• _GOAL OF THE EXERCISE_: Could you copy out, word for word, every line from the one containing "parent-divider <box>136 0 139 8</box>" through the final line, including both?

• _RAW RECORDS_:
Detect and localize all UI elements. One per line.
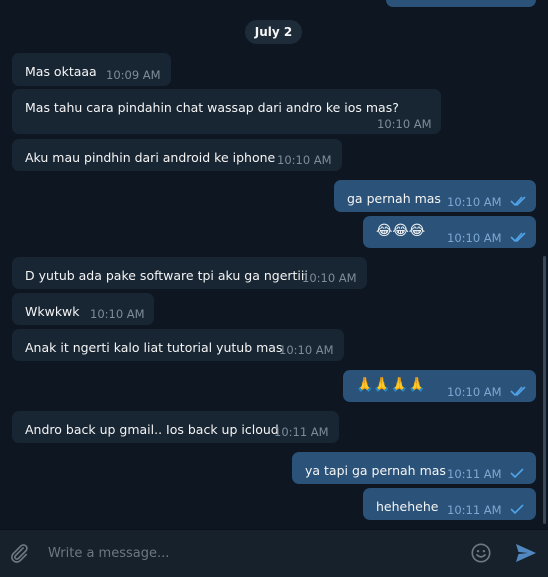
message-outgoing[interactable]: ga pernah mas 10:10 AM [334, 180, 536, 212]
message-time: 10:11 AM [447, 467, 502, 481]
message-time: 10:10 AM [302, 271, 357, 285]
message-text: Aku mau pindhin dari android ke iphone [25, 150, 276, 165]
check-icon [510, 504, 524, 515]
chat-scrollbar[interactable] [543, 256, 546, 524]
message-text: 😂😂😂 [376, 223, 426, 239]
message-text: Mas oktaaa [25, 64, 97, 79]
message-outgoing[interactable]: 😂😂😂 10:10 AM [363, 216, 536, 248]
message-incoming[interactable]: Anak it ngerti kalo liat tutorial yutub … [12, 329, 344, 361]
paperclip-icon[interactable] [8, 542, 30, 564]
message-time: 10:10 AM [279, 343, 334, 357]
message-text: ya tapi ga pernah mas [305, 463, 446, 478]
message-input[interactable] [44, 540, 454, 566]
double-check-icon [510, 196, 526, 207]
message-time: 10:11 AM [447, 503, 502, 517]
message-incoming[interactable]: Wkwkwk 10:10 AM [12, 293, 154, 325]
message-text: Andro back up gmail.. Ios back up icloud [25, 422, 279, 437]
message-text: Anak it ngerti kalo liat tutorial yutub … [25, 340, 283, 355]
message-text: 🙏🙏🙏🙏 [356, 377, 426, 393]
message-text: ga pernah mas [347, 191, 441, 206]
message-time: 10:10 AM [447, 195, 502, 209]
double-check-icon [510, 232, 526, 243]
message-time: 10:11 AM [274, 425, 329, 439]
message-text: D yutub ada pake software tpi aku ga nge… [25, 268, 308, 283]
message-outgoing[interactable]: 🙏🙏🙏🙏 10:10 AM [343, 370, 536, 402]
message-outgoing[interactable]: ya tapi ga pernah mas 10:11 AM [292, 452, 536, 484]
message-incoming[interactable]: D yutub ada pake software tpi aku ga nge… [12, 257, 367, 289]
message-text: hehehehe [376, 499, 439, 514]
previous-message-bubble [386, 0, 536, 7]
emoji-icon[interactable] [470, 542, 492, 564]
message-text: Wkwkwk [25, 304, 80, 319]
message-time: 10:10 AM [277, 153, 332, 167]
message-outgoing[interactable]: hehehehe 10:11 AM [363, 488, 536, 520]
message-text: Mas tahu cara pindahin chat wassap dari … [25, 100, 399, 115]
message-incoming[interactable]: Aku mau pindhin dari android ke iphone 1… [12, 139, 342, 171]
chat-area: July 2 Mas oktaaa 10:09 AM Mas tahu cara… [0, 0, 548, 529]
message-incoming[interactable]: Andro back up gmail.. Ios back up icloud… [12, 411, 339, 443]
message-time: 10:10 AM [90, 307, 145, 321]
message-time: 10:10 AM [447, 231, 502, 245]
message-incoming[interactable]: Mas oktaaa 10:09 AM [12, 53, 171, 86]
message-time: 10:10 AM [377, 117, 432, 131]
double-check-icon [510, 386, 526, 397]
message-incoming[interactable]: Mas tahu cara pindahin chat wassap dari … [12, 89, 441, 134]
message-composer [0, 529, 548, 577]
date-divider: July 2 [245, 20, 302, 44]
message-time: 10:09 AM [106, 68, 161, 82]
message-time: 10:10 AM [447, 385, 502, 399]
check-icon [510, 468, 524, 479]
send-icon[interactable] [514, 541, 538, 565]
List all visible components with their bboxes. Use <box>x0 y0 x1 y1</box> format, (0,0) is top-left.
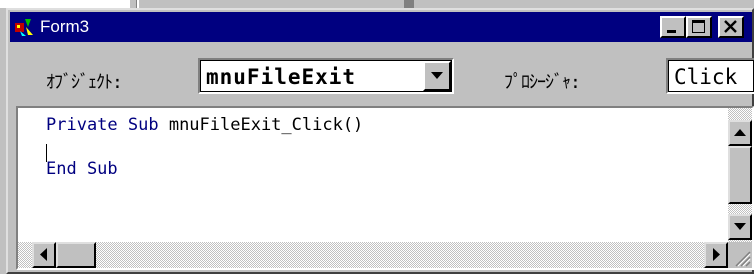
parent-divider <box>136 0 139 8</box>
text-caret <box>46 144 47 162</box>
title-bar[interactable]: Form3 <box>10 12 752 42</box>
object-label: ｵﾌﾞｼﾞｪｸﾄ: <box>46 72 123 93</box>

• _FINISHED EXERCISE_:
parent-divider <box>136 0 139 8</box>
text-caret <box>46 144 47 162</box>
title-bar[interactable]: Form3 <box>10 12 752 42</box>
object-label: ｵﾌﾞｼﾞｪｸﾄ: <box>46 72 123 93</box>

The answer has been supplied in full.